-- START Information shown --

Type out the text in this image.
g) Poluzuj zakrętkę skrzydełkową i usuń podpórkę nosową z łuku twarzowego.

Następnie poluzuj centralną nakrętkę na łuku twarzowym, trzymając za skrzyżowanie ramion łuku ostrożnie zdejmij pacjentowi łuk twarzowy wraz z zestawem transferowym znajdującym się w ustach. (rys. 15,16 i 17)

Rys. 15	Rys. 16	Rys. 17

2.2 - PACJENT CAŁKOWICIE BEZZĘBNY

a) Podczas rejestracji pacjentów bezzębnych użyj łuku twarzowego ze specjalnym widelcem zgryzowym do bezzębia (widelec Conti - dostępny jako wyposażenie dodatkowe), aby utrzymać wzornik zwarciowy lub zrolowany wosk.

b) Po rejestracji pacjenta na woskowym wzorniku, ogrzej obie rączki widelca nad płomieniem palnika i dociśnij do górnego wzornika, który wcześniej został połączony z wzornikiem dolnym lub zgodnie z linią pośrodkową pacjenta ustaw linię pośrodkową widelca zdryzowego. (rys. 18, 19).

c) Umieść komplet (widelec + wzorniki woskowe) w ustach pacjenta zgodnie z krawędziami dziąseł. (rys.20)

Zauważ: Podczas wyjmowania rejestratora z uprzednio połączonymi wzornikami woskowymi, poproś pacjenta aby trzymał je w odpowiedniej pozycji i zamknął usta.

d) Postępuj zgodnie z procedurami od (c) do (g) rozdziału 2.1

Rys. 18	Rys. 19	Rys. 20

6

-- END Information shown --

Every record shown above should be written out again exactly.

- **Complete response**
Type out the text in this image.
g) Poluzuj zakrętkę skrzydełkową i usuń podpórkę nosową z łuku twarzowego.

Następnie poluzuj centralną nakrętkę na łuku twarzowym, trzymając za skrzyżowanie ramion łuku ostrożnie zdejmij pacjentowi łuk twarzowy wraz z zestawem transferowym znajdującym się w ustach. (rys. 15,16 i 17)

Rys. 15	Rys. 16	Rys. 17

2.2 - PACJENT CAŁKOWICIE BEZZĘBNY

a) Podczas rejestracji pacjentów bezzębnych użyj łuku twarzowego ze specjalnym widelcem zgryzowym do bezzębia (widelec Conti - dostępny jako wyposażenie dodatkowe), aby utrzymać wzornik zwarciowy lub zrolowany wosk.

b) Po rejestracji pacjenta na woskowym wzorniku, ogrzej obie rączki widelca nad płomieniem palnika i dociśnij do górnego wzornika, który wcześniej został połączony z wzornikiem dolnym lub zgodnie z linią pośrodkową pacjenta ustaw linię pośrodkową widelca zdryzowego. (rys. 18, 19).

c) Umieść komplet (widelec + wzorniki woskowe) w ustach pacjenta zgodnie z krawędziami dziąseł. (rys.20)

Zauważ: Podczas wyjmowania rejestratora z uprzednio połączonymi wzornikami woskowymi, poproś pacjenta aby trzymał je w odpowiedniej pozycji i zamknął usta.

d) Postępuj zgodnie z procedurami od (c) do (g) rozdziału 2.1

Rys. 18	Rys. 19	Rys. 20

6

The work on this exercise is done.